◆ EXERCISE AIM
Produce a verbatim copy of the entries listed below.

◆ MATERIAL FOR THE TASK

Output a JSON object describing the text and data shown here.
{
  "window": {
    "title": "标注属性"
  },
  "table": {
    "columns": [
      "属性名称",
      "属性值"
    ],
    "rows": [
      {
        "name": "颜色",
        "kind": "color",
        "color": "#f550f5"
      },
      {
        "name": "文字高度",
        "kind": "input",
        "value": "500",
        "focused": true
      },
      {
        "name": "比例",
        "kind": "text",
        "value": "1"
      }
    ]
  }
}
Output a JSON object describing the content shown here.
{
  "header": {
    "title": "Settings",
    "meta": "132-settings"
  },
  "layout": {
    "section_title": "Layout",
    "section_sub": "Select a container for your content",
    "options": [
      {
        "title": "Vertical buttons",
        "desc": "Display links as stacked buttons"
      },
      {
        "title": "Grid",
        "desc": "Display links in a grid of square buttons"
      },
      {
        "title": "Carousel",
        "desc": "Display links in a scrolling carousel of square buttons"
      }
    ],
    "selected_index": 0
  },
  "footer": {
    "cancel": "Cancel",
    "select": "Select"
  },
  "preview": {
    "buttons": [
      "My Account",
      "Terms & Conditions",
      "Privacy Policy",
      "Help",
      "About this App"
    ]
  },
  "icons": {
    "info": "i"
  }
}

◆ WRITTEN ANSWER
Output a JSON object describing the text and data shown here.
{
  "window": {
    "title": "标注属性"
  },
  "table": {
    "columns": [
      "属性名称",
      "属性值"
    ],
    "rows": [
      {
        "name": "颜色",
        "kind": "color",
        "color": "#f550f5"
      },
      {
        "name": "文字高度",
        "kind": "input",
        "value": "500",
        "focused": true
      },
      {
        "name": "比例",
        "kind": "text",
        "value": "1"
      }
    ]
  }
}
Output a JSON object describing the content shown here.
{
  "header": {
    "title": "Settings",
    "meta": "132-settings"
  },
  "layout": {
    "section_title": "Layout",
    "section_sub": "Select a container for your content",
    "options": [
      {
        "title": "Vertical buttons",
        "desc": "Display links as stacked buttons"
      },
      {
        "title": "Grid",
        "desc": "Display links in a grid of square buttons"
      },
      {
        "title": "Carousel",
        "desc": "Display links in a scrolling carousel of square buttons"
      }
    ],
    "selected_index": 0
  },
  "footer": {
    "cancel": "Cancel",
    "select": "Select"
  },
  "preview": {
    "buttons": [
      "My Account",
      "Terms & Conditions",
      "Privacy Policy",
      "Help",
      "About this App"
    ]
  },
  "icons": {
    "info": "i"
  }
}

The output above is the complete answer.